Reproduce each line exactly, including spacing and punctuation.

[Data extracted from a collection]
------------

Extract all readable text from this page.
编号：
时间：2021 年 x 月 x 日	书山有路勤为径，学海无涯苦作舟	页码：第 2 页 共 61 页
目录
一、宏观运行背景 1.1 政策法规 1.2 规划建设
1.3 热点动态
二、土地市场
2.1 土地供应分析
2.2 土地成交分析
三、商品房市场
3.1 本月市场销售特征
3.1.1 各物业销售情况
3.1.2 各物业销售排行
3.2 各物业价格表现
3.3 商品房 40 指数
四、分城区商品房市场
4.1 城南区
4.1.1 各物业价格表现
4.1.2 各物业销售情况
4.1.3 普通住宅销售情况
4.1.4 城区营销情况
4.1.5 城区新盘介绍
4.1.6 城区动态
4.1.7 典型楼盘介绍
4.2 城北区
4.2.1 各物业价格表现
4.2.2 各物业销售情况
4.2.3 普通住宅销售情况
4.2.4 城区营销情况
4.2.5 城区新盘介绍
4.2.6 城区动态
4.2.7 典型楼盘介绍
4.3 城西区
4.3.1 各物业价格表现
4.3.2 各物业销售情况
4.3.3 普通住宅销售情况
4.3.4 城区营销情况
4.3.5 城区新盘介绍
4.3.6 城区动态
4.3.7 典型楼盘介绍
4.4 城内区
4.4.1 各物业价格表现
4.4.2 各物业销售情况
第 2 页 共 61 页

------------

COMPLETE ANSWER —
Extract all readable text from this page.
编号：
时间：2021 年 x 月 x 日	书山有路勤为径，学海无涯苦作舟	页码：第 2 页 共 61 页
目录
一、宏观运行背景 1.1 政策法规 1.2 规划建设
1.3 热点动态
二、土地市场
2.1 土地供应分析
2.2 土地成交分析
三、商品房市场
3.1 本月市场销售特征
3.1.1 各物业销售情况
3.1.2 各物业销售排行
3.2 各物业价格表现
3.3 商品房 40 指数
四、分城区商品房市场
4.1 城南区
4.1.1 各物业价格表现
4.1.2 各物业销售情况
4.1.3 普通住宅销售情况
4.1.4 城区营销情况
4.1.5 城区新盘介绍
4.1.6 城区动态
4.1.7 典型楼盘介绍
4.2 城北区
4.2.1 各物业价格表现
4.2.2 各物业销售情况
4.2.3 普通住宅销售情况
4.2.4 城区营销情况
4.2.5 城区新盘介绍
4.2.6 城区动态
4.2.7 典型楼盘介绍
4.3 城西区
4.3.1 各物业价格表现
4.3.2 各物业销售情况
4.3.3 普通住宅销售情况
4.3.4 城区营销情况
4.3.5 城区新盘介绍
4.3.6 城区动态
4.3.7 典型楼盘介绍
4.4 城内区
4.4.1 各物业价格表现
4.4.2 各物业销售情况
第 2 页 共 61 页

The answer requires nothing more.